Directive :: Retype the material that follows, keeping every word as it is.

[Data extracted from a collection]
==============================
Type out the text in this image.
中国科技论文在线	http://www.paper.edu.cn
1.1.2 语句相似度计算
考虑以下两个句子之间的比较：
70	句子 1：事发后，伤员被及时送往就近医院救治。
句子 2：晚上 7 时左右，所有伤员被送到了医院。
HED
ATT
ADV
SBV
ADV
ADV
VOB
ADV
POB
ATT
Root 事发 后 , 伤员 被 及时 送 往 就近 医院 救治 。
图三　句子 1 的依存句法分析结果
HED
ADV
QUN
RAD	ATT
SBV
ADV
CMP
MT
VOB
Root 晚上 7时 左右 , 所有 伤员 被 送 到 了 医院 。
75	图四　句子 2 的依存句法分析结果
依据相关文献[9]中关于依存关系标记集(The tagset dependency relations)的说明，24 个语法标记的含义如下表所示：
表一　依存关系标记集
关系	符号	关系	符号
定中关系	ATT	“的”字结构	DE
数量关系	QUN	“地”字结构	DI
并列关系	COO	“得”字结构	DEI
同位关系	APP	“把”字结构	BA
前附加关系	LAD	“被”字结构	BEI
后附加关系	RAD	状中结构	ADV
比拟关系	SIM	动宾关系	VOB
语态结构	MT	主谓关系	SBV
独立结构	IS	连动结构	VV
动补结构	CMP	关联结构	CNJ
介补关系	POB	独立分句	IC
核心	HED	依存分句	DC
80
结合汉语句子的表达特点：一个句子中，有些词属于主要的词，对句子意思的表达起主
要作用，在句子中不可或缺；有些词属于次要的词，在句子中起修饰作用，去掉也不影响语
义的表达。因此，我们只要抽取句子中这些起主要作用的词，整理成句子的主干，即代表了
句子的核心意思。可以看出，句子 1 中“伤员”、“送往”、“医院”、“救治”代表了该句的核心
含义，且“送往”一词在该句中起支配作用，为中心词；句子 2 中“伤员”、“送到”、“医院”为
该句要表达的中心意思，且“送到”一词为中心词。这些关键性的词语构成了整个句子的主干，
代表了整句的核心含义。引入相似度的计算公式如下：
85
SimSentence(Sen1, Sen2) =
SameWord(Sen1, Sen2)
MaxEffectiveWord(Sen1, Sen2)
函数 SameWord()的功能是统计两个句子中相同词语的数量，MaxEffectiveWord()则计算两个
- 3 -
==============================
Answer to this problem ::
Type out the text in this image.
中国科技论文在线	http://www.paper.edu.cn
1.1.2 语句相似度计算
考虑以下两个句子之间的比较：
70	句子 1：事发后，伤员被及时送往就近医院救治。
句子 2：晚上 7 时左右，所有伤员被送到了医院。
HED
ATT
ADV
SBV
ADV
ADV
VOB
ADV
POB
ATT
Root 事发 后 , 伤员 被 及时 送 往 就近 医院 救治 。
图三　句子 1 的依存句法分析结果
HED
ADV
QUN
RAD	ATT
SBV
ADV
CMP
MT
VOB
Root 晚上 7时 左右 , 所有 伤员 被 送 到 了 医院 。
75	图四　句子 2 的依存句法分析结果
依据相关文献[9]中关于依存关系标记集(The tagset dependency relations)的说明，24 个语法标记的含义如下表所示：
表一　依存关系标记集
关系	符号	关系	符号
定中关系	ATT	“的”字结构	DE
数量关系	QUN	“地”字结构	DI
并列关系	COO	“得”字结构	DEI
同位关系	APP	“把”字结构	BA
前附加关系	LAD	“被”字结构	BEI
后附加关系	RAD	状中结构	ADV
比拟关系	SIM	动宾关系	VOB
语态结构	MT	主谓关系	SBV
独立结构	IS	连动结构	VV
动补结构	CMP	关联结构	CNJ
介补关系	POB	独立分句	IC
核心	HED	依存分句	DC
80
结合汉语句子的表达特点：一个句子中，有些词属于主要的词，对句子意思的表达起主
要作用，在句子中不可或缺；有些词属于次要的词，在句子中起修饰作用，去掉也不影响语
义的表达。因此，我们只要抽取句子中这些起主要作用的词，整理成句子的主干，即代表了
句子的核心意思。可以看出，句子 1 中“伤员”、“送往”、“医院”、“救治”代表了该句的核心
含义，且“送往”一词在该句中起支配作用，为中心词；句子 2 中“伤员”、“送到”、“医院”为
该句要表达的中心意思，且“送到”一词为中心词。这些关键性的词语构成了整个句子的主干，
代表了整句的核心含义。引入相似度的计算公式如下：
85
SimSentence(Sen1, Sen2) =
SameWord(Sen1, Sen2)
MaxEffectiveWord(Sen1, Sen2)
函数 SameWord()的功能是统计两个句子中相同词语的数量，MaxEffectiveWord()则计算两个
- 3 -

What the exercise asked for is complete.